## START Source material

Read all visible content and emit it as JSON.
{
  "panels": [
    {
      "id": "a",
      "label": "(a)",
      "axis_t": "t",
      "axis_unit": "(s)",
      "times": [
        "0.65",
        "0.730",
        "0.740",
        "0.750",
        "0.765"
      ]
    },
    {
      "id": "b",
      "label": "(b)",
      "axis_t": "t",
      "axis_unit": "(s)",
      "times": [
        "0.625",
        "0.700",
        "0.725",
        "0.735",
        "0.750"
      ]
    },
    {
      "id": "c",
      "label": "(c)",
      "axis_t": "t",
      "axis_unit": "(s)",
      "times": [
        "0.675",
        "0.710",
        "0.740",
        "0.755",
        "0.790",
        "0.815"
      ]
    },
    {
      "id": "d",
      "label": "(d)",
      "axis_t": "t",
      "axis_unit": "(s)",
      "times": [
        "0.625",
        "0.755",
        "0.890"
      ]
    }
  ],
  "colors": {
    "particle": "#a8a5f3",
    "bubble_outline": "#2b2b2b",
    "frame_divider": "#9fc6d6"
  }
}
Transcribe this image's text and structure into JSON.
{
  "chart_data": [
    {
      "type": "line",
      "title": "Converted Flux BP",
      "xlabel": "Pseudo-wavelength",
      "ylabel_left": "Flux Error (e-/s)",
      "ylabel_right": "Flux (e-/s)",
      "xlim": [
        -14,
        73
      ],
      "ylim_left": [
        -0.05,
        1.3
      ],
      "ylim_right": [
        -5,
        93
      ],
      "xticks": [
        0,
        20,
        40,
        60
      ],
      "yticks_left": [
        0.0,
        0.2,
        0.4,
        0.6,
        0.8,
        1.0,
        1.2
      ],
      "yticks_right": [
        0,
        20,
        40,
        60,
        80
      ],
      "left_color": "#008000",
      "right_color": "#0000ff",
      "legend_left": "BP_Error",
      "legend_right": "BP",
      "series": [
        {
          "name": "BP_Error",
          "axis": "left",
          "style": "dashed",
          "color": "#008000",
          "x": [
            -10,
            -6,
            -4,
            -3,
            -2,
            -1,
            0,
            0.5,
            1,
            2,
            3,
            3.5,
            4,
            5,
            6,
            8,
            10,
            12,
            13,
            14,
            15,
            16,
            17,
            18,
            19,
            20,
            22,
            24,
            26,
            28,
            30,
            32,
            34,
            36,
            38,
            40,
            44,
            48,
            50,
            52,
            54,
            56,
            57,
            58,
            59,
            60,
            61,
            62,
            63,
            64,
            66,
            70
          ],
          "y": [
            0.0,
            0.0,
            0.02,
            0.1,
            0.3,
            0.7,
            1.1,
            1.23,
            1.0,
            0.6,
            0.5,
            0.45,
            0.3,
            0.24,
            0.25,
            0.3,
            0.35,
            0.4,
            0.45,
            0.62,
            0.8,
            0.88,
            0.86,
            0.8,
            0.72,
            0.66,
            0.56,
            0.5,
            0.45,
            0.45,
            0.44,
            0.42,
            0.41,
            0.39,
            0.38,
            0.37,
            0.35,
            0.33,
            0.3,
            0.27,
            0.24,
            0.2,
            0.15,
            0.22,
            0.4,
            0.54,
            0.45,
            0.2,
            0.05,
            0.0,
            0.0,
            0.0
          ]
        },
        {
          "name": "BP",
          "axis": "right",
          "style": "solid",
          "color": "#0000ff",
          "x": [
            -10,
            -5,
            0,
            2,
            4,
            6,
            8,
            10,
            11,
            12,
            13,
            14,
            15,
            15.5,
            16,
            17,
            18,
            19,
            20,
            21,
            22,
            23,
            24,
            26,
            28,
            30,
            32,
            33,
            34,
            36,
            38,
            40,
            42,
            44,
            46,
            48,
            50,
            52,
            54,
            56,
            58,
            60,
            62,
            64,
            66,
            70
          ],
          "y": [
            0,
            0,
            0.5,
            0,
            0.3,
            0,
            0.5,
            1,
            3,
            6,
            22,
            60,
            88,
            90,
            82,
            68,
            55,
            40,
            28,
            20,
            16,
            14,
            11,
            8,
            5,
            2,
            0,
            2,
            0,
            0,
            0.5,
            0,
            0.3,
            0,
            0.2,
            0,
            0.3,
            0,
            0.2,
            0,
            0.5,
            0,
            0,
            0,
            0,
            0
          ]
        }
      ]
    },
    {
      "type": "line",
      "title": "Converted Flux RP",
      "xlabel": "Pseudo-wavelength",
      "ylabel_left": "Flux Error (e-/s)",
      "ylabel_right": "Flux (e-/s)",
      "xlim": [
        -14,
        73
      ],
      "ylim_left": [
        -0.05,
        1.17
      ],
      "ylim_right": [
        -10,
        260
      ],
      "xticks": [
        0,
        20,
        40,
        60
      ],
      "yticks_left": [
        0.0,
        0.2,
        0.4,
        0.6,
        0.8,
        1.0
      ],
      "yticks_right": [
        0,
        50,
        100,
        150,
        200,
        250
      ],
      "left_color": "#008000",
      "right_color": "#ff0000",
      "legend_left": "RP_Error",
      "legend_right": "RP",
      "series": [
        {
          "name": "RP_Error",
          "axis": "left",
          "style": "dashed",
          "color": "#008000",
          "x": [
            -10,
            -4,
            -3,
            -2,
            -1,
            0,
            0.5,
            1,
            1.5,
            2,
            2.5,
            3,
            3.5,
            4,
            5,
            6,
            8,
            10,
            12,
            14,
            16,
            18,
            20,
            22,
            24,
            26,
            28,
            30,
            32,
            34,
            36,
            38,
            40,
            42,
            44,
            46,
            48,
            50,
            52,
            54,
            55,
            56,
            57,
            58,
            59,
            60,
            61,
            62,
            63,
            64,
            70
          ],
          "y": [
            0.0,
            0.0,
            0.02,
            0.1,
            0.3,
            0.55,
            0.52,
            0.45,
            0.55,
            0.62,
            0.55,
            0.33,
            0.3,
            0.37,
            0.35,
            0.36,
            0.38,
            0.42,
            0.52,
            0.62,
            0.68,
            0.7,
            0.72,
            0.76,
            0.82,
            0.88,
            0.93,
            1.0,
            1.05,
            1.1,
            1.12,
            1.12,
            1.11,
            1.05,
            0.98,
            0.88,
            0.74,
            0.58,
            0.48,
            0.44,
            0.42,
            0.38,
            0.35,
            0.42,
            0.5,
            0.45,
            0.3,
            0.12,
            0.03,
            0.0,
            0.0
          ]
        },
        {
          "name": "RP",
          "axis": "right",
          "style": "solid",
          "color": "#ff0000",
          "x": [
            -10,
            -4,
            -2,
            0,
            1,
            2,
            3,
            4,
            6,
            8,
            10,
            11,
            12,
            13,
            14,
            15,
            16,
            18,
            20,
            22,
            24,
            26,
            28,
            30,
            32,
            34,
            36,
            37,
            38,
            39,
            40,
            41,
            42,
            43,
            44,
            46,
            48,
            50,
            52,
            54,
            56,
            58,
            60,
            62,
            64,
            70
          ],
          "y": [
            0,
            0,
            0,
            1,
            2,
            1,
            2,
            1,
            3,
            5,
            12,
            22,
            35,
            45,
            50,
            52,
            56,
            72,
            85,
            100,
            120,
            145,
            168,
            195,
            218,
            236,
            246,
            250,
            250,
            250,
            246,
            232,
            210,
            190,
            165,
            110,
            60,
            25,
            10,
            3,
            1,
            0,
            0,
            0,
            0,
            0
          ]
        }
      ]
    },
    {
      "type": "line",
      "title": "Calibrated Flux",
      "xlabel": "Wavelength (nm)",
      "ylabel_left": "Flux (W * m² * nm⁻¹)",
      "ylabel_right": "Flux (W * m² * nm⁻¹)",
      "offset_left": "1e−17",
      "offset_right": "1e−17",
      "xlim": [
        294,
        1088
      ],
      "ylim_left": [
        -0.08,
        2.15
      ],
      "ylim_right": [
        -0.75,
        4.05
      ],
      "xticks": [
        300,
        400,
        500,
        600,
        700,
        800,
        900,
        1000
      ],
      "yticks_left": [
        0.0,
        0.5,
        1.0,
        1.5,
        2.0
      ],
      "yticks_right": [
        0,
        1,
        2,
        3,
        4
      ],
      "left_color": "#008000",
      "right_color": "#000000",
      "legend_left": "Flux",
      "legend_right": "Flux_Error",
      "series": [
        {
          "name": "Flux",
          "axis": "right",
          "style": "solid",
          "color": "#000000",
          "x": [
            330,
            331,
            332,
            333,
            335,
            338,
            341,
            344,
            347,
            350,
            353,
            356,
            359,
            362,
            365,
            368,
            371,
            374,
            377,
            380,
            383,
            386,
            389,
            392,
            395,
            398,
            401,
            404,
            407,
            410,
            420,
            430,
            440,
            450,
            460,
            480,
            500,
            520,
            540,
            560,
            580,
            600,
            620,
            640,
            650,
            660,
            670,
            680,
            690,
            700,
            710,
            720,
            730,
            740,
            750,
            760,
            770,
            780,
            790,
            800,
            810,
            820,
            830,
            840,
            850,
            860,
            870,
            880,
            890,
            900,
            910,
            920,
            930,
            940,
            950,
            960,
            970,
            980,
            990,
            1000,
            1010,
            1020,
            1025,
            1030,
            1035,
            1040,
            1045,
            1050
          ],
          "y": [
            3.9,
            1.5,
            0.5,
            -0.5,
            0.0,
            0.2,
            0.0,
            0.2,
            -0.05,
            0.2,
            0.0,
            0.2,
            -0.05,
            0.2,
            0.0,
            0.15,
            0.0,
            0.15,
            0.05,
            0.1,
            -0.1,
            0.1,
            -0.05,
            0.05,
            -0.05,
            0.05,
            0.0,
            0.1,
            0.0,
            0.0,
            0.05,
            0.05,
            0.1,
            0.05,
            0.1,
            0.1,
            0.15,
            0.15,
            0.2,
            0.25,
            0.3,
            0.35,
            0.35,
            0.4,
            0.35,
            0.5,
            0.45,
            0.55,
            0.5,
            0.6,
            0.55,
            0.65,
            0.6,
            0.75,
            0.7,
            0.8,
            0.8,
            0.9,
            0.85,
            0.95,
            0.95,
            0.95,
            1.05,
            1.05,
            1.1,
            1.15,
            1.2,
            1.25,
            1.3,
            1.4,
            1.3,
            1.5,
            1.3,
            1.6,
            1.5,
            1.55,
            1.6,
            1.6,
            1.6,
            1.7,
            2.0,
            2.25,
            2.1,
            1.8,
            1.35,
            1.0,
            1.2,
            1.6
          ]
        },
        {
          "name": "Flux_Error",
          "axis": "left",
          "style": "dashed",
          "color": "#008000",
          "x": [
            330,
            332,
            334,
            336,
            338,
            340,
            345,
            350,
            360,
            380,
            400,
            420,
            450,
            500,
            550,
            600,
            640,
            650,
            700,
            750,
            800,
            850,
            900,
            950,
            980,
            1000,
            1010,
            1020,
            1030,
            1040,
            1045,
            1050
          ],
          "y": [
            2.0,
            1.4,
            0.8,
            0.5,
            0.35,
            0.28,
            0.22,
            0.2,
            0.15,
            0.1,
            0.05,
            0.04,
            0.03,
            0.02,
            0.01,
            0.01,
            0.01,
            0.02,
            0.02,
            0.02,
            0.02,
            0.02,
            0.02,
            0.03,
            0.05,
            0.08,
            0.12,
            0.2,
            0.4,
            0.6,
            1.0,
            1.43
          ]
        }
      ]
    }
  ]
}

## END Source material

__Instruction__.
Scan the material above. Extract every line in which the word "JSON" occurs.

__Response to this task__.
Read all visible content and emit it as JSON.
Transcribe this image's text and structure into JSON.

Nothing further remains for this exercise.